### Written problem
Will you transcribe all the entries word for word, skipping the pictures they hold?

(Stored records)
## START
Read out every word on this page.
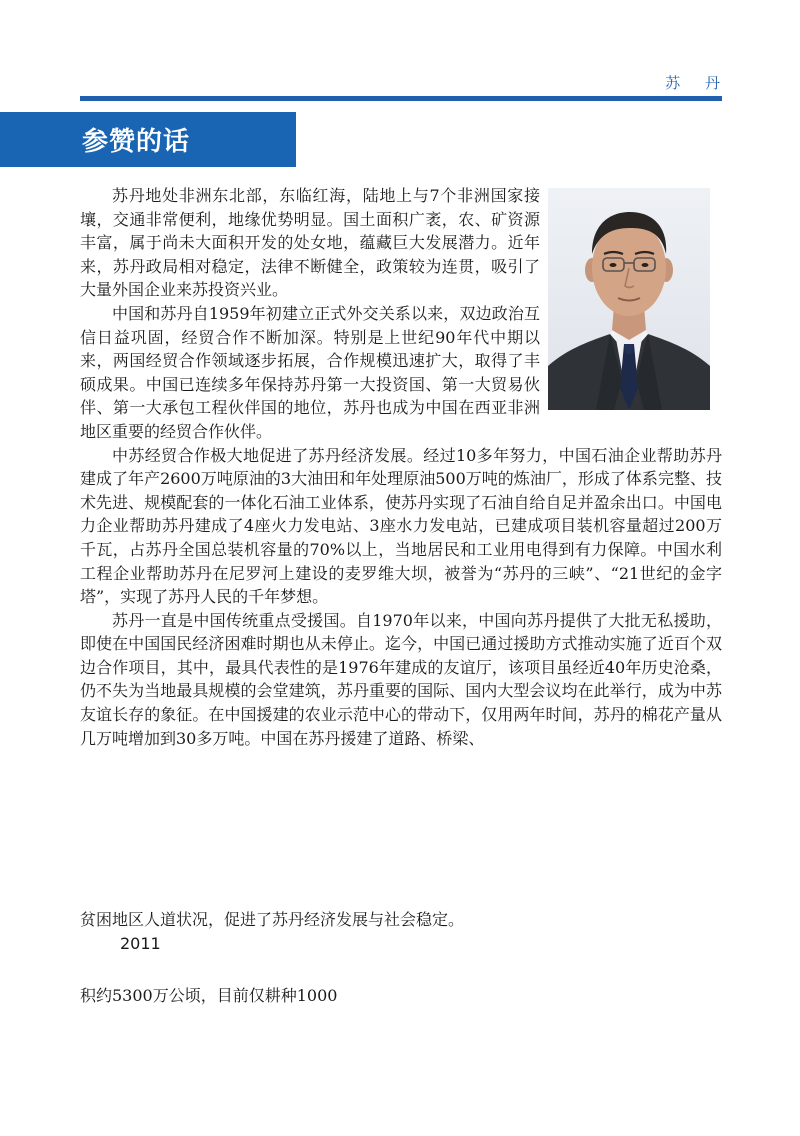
苏 丹
参赞的话

苏丹地处非洲东北部，东临红海，陆地上与7个非洲国家接壤，交通非常便利，地缘优势明显。国土面积广袤，农、矿资源丰富，属于尚未大面积开发的处女地，蕴藏巨大发展潜力。近年来，苏丹政局相对稳定，法律不断健全，政策较为连贯，吸引了大量外国企业来苏投资兴业。

中国和苏丹自1959年初建立正式外交关系以来，双边政治互信日益巩固，经贸合作不断加深。特别是上世纪90年代中期以来，两国经贸合作领域逐步拓展，合作规模迅速扩大，取得了丰硕成果。中国已连续多年保持苏丹第一大投资国、第一大贸易伙伴、第一大承包工程伙伴国的地位，苏丹也成为中国在西亚非洲地区重要的经贸合作伙伴。

中苏经贸合作极大地促进了苏丹经济发展。经过10多年努力，中国石油企业帮助苏丹建成了年产2600万吨原油的3大油田和年处理原油500万吨的炼油厂，形成了体系完整、技术先进、规模配套的一体化石油工业体系，使苏丹实现了石油自给自足并盈余出口。中国电力企业帮助苏丹建成了4座火力发电站、3座水力发电站，已建成项目装机容量超过200万千瓦，占苏丹全国总装机容量的70%以上，当地居民和工业用电得到有力保障。中国水利工程企业帮助苏丹在尼罗河上建设的麦罗维大坝，被誉为“苏丹的三峡”、“21世纪的金字塔”，实现了苏丹人民的千年梦想。

苏丹一直是中国传统重点受援国。自1970年以来，中国向苏丹提供了大批无私援助，即使在中国国民经济困难时期也从未停止。迄今，中国已通过援助方式推动实施了近百个双边合作项目，其中，最具代表性的是1976年建成的友谊厅，该项目虽经近40年历史沧桑，仍不失为当地最具规模的会堂建筑，苏丹重要的国际、国内大型会议均在此举行，成为中苏友谊长存的象征。在中国援建的农业示范中心的带动下，仅用两年时间，苏丹的棉花产量从几万吨增加到30多万吨。中国在苏丹援建了道路、桥梁、

贫困地区人道状况，促进了苏丹经济发展与社会稳定。

2011

积约5300万公顷，目前仅耕种1000
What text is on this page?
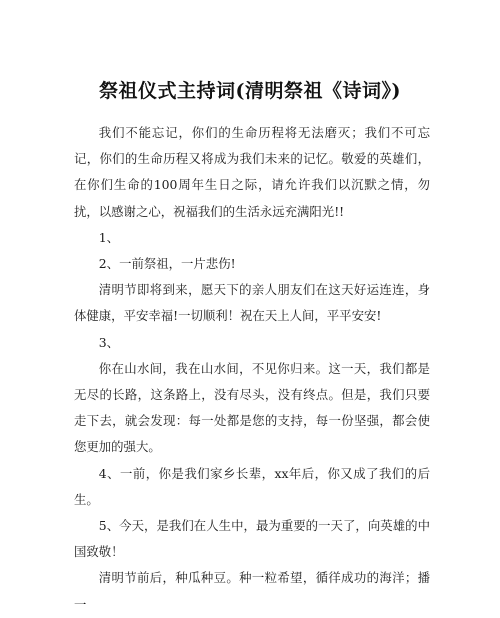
祭祖仪式主持词(清明祭祖《诗词》)

我们不能忘记，你们的生命历程将无法磨灭；我们不可忘记，你们的生命历程又将成为我们未来的记忆。敬爱的英雄们，在你们生命的100周年生日之际，请允许我们以沉默之情，勿扰，以感谢之心，祝福我们的生活永远充满阳光!!

1、

2、一前祭祖，一片悲伤!

清明节即将到来，愿天下的亲人朋友们在这天好运连连，身体健康，平安幸福!一切顺利！祝在天上人间，平平安安!

3、

你在山水间，我在山水间，不见你归来。这一天，我们都是无尽的长路，这条路上，没有尽头，没有终点。但是，我们只要走下去，就会发现：每一处都是您的支持，每一份坚强，都会使您更加的强大。

4、一前，你是我们家乡长辈，xx年后，你又成了我们的后生。

5、今天，是我们在人生中，最为重要的一天了，向英雄的中国致敬！

清明节前后，种瓜种豆。种一粒希望，循徉成功的海洋；播一
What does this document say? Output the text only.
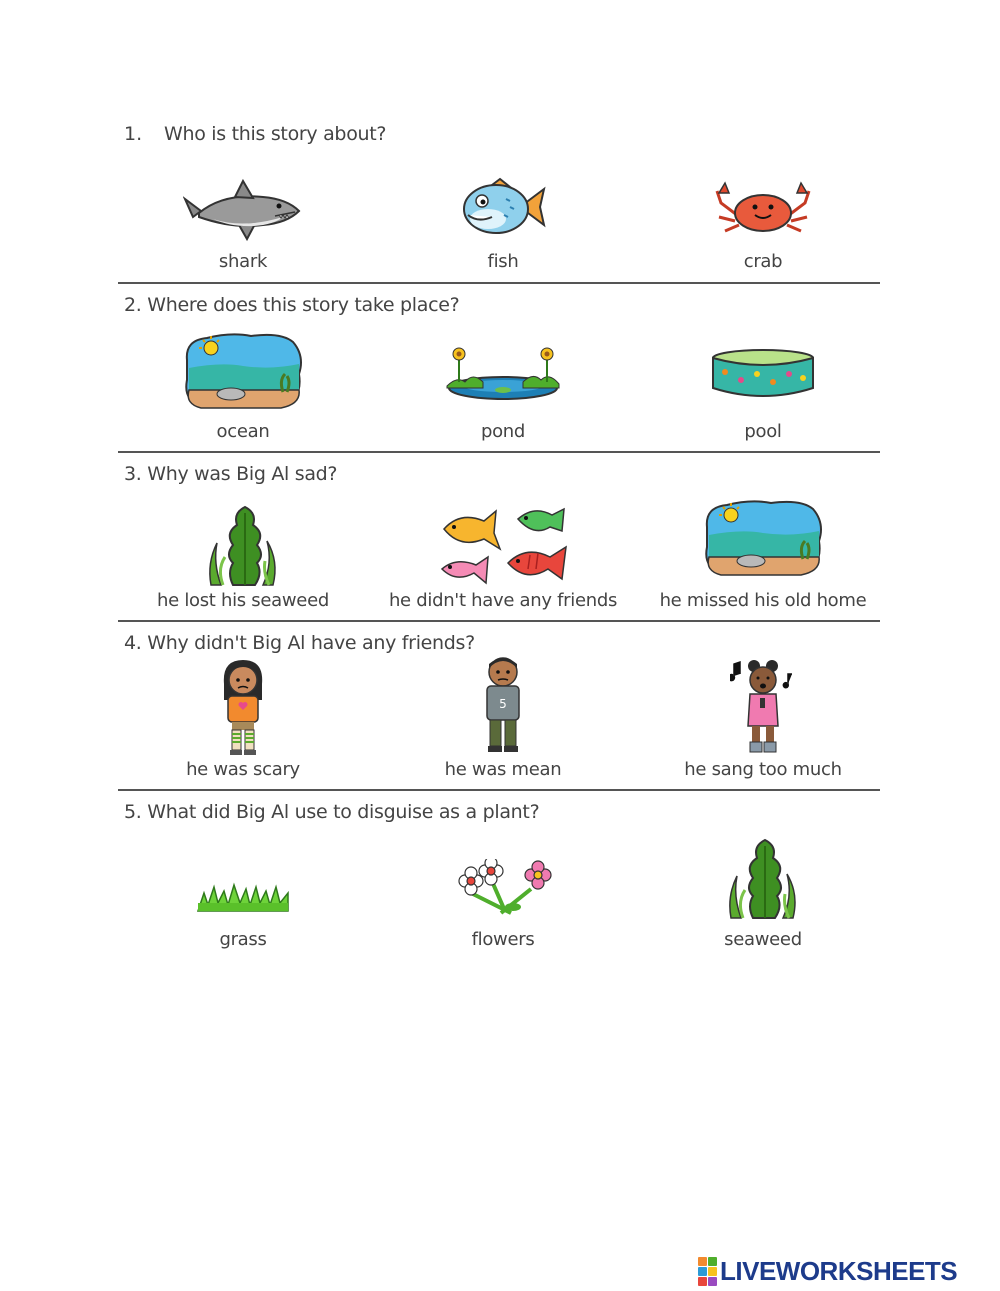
1. Who is this story about?
shark	fish	crab
2. Where does this story take place?
ocean	pond	pool
3. Why was Big Al sad?
he lost his seaweed	he didn't have any friends	he missed his old home
4. Why didn't Big Al have any friends?
5
he was scary	he was mean	he sang too much
5. What did Big Al use to disguise as a plant?
grass	flowers	seaweed
LIVEWORKSHEETS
## END
### Correct answer
Read out every word on this page.
苏 丹
参赞的话

苏丹地处非洲东北部，东临红海，陆地上与7个非洲国家接壤，交通非常便利，地缘优势明显。国土面积广袤，农、矿资源丰富，属于尚未大面积开发的处女地，蕴藏巨大发展潜力。近年来，苏丹政局相对稳定，法律不断健全，政策较为连贯，吸引了大量外国企业来苏投资兴业。

中国和苏丹自1959年初建立正式外交关系以来，双边政治互信日益巩固，经贸合作不断加深。特别是上世纪90年代中期以来，两国经贸合作领域逐步拓展，合作规模迅速扩大，取得了丰硕成果。中国已连续多年保持苏丹第一大投资国、第一大贸易伙伴、第一大承包工程伙伴国的地位，苏丹也成为中国在西亚非洲地区重要的经贸合作伙伴。

中苏经贸合作极大地促进了苏丹经济发展。经过10多年努力，中国石油企业帮助苏丹建成了年产2600万吨原油的3大油田和年处理原油500万吨的炼油厂，形成了体系完整、技术先进、规模配套的一体化石油工业体系，使苏丹实现了石油自给自足并盈余出口。中国电力企业帮助苏丹建成了4座火力发电站、3座水力发电站，已建成项目装机容量超过200万千瓦，占苏丹全国总装机容量的70%以上，当地居民和工业用电得到有力保障。中国水利工程企业帮助苏丹在尼罗河上建设的麦罗维大坝，被誉为“苏丹的三峡”、“21世纪的金字塔”，实现了苏丹人民的千年梦想。

苏丹一直是中国传统重点受援国。自1970年以来，中国向苏丹提供了大批无私援助，即使在中国国民经济困难时期也从未停止。迄今，中国已通过援助方式推动实施了近百个双边合作项目，其中，最具代表性的是1976年建成的友谊厅，该项目虽经近40年历史沧桑，仍不失为当地最具规模的会堂建筑，苏丹重要的国际、国内大型会议均在此举行，成为中苏友谊长存的象征。在中国援建的农业示范中心的带动下，仅用两年时间，苏丹的棉花产量从几万吨增加到30多万吨。中国在苏丹援建了道路、桥梁、

贫困地区人道状况，促进了苏丹经济发展与社会稳定。

2011

积约5300万公顷，目前仅耕种1000
What text is on this page?
祭祖仪式主持词(清明祭祖《诗词》)

我们不能忘记，你们的生命历程将无法磨灭；我们不可忘记，你们的生命历程又将成为我们未来的记忆。敬爱的英雄们，在你们生命的100周年生日之际，请允许我们以沉默之情，勿扰，以感谢之心，祝福我们的生活永远充满阳光!!

1、

2、一前祭祖，一片悲伤!

清明节即将到来，愿天下的亲人朋友们在这天好运连连，身体健康，平安幸福!一切顺利！祝在天上人间，平平安安!

3、

你在山水间，我在山水间，不见你归来。这一天，我们都是无尽的长路，这条路上，没有尽头，没有终点。但是，我们只要走下去，就会发现：每一处都是您的支持，每一份坚强，都会使您更加的强大。

4、一前，你是我们家乡长辈，xx年后，你又成了我们的后生。

5、今天，是我们在人生中，最为重要的一天了，向英雄的中国致敬！

清明节前后，种瓜种豆。种一粒希望，循徉成功的海洋；播一
What does this document say? Output the text only.
1. Who is this story about?
shark	fish	crab
2. Where does this story take place?
ocean	pond	pool
3. Why was Big Al sad?
he lost his seaweed	he didn't have any friends	he missed his old home
4. Why didn't Big Al have any friends?
5
he was scary	he was mean	he sang too much
5. What did Big Al use to disguise as a plant?
grass	flowers	seaweed
LIVEWORKSHEETS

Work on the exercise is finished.